* START Input material *

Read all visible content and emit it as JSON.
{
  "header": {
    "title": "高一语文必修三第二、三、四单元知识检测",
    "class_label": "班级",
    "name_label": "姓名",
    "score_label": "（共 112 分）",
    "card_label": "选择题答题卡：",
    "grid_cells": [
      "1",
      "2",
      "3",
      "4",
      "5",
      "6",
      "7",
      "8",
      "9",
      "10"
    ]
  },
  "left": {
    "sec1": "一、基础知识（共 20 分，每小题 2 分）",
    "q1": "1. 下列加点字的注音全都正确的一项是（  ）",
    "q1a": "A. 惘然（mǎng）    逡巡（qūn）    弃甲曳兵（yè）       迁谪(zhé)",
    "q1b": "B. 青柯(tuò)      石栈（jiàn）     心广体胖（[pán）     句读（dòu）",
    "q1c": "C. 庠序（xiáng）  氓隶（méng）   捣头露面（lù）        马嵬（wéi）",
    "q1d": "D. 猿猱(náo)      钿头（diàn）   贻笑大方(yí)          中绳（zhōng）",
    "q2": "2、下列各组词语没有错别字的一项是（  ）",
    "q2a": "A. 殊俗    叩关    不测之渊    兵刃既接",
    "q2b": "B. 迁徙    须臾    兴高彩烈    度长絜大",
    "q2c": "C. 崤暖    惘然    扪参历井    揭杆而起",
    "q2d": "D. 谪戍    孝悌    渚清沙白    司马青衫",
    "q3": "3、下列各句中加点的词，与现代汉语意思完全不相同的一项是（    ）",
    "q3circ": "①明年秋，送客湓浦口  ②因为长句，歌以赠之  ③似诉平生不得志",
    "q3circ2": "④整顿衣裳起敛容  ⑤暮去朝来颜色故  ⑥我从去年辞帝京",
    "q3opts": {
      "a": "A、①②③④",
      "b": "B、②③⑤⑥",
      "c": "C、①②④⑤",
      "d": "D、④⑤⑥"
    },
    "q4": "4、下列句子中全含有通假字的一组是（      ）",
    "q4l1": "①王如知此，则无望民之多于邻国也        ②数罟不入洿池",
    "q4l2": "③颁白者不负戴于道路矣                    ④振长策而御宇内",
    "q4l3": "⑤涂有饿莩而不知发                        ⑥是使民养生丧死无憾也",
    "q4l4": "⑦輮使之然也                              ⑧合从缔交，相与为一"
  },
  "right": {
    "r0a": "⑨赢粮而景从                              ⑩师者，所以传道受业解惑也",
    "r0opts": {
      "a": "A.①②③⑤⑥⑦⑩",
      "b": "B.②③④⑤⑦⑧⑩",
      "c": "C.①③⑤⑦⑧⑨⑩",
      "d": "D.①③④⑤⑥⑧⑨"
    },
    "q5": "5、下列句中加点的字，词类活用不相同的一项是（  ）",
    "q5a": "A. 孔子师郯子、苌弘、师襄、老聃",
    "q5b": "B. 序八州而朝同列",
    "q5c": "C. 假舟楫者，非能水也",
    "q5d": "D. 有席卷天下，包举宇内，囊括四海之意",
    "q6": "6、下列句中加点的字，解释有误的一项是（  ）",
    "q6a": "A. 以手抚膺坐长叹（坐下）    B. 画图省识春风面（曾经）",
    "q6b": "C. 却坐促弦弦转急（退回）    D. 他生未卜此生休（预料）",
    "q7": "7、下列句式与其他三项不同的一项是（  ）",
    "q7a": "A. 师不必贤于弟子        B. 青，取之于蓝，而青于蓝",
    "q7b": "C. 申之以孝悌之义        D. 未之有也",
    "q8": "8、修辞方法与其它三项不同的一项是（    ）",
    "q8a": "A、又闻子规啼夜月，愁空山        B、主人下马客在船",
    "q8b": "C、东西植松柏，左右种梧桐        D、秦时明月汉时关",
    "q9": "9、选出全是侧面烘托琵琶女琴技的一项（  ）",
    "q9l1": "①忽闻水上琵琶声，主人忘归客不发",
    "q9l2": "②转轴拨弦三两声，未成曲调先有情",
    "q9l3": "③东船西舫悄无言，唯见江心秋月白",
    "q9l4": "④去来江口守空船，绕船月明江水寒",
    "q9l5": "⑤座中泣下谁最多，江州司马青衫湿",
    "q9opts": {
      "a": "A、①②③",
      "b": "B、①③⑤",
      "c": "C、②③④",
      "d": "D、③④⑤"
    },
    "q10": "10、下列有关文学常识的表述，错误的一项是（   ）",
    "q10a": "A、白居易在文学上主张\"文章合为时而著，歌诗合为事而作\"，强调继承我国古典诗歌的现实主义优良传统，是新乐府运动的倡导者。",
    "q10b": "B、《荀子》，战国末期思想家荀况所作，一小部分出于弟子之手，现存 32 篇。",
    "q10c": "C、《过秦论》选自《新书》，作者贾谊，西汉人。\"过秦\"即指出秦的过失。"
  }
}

* END Input material *

■ What to produce
Every entry above should be retyped exactly as shown.

■ Output for this exercise
Read all visible content and emit it as JSON.
{
  "header": {
    "title": "高一语文必修三第二、三、四单元知识检测",
    "class_label": "班级",
    "name_label": "姓名",
    "score_label": "（共 112 分）",
    "card_label": "选择题答题卡：",
    "grid_cells": [
      "1",
      "2",
      "3",
      "4",
      "5",
      "6",
      "7",
      "8",
      "9",
      "10"
    ]
  },
  "left": {
    "sec1": "一、基础知识（共 20 分，每小题 2 分）",
    "q1": "1. 下列加点字的注音全都正确的一项是（  ）",
    "q1a": "A. 惘然（mǎng）    逡巡（qūn）    弃甲曳兵（yè）       迁谪(zhé)",
    "q1b": "B. 青柯(tuò)      石栈（jiàn）     心广体胖（[pán）     句读（dòu）",
    "q1c": "C. 庠序（xiáng）  氓隶（méng）   捣头露面（lù）        马嵬（wéi）",
    "q1d": "D. 猿猱(náo)      钿头（diàn）   贻笑大方(yí)          中绳（zhōng）",
    "q2": "2、下列各组词语没有错别字的一项是（  ）",
    "q2a": "A. 殊俗    叩关    不测之渊    兵刃既接",
    "q2b": "B. 迁徙    须臾    兴高彩烈    度长絜大",
    "q2c": "C. 崤暖    惘然    扪参历井    揭杆而起",
    "q2d": "D. 谪戍    孝悌    渚清沙白    司马青衫",
    "q3": "3、下列各句中加点的词，与现代汉语意思完全不相同的一项是（    ）",
    "q3circ": "①明年秋，送客湓浦口  ②因为长句，歌以赠之  ③似诉平生不得志",
    "q3circ2": "④整顿衣裳起敛容  ⑤暮去朝来颜色故  ⑥我从去年辞帝京",
    "q3opts": {
      "a": "A、①②③④",
      "b": "B、②③⑤⑥",
      "c": "C、①②④⑤",
      "d": "D、④⑤⑥"
    },
    "q4": "4、下列句子中全含有通假字的一组是（      ）",
    "q4l1": "①王如知此，则无望民之多于邻国也        ②数罟不入洿池",
    "q4l2": "③颁白者不负戴于道路矣                    ④振长策而御宇内",
    "q4l3": "⑤涂有饿莩而不知发                        ⑥是使民养生丧死无憾也",
    "q4l4": "⑦輮使之然也                              ⑧合从缔交，相与为一"
  },
  "right": {
    "r0a": "⑨赢粮而景从                              ⑩师者，所以传道受业解惑也",
    "r0opts": {
      "a": "A.①②③⑤⑥⑦⑩",
      "b": "B.②③④⑤⑦⑧⑩",
      "c": "C.①③⑤⑦⑧⑨⑩",
      "d": "D.①③④⑤⑥⑧⑨"
    },
    "q5": "5、下列句中加点的字，词类活用不相同的一项是（  ）",
    "q5a": "A. 孔子师郯子、苌弘、师襄、老聃",
    "q5b": "B. 序八州而朝同列",
    "q5c": "C. 假舟楫者，非能水也",
    "q5d": "D. 有席卷天下，包举宇内，囊括四海之意",
    "q6": "6、下列句中加点的字，解释有误的一项是（  ）",
    "q6a": "A. 以手抚膺坐长叹（坐下）    B. 画图省识春风面（曾经）",
    "q6b": "C. 却坐促弦弦转急（退回）    D. 他生未卜此生休（预料）",
    "q7": "7、下列句式与其他三项不同的一项是（  ）",
    "q7a": "A. 师不必贤于弟子        B. 青，取之于蓝，而青于蓝",
    "q7b": "C. 申之以孝悌之义        D. 未之有也",
    "q8": "8、修辞方法与其它三项不同的一项是（    ）",
    "q8a": "A、又闻子规啼夜月，愁空山        B、主人下马客在船",
    "q8b": "C、东西植松柏，左右种梧桐        D、秦时明月汉时关",
    "q9": "9、选出全是侧面烘托琵琶女琴技的一项（  ）",
    "q9l1": "①忽闻水上琵琶声，主人忘归客不发",
    "q9l2": "②转轴拨弦三两声，未成曲调先有情",
    "q9l3": "③东船西舫悄无言，唯见江心秋月白",
    "q9l4": "④去来江口守空船，绕船月明江水寒",
    "q9l5": "⑤座中泣下谁最多，江州司马青衫湿",
    "q9opts": {
      "a": "A、①②③",
      "b": "B、①③⑤",
      "c": "C、②③④",
      "d": "D、③④⑤"
    },
    "q10": "10、下列有关文学常识的表述，错误的一项是（   ）",
    "q10a": "A、白居易在文学上主张\"文章合为时而著，歌诗合为事而作\"，强调继承我国古典诗歌的现实主义优良传统，是新乐府运动的倡导者。",
    "q10b": "B、《荀子》，战国末期思想家荀况所作，一小部分出于弟子之手，现存 32 篇。",
    "q10c": "C、《过秦论》选自《新书》，作者贾谊，西汉人。\"过秦\"即指出秦的过失。"
  }
}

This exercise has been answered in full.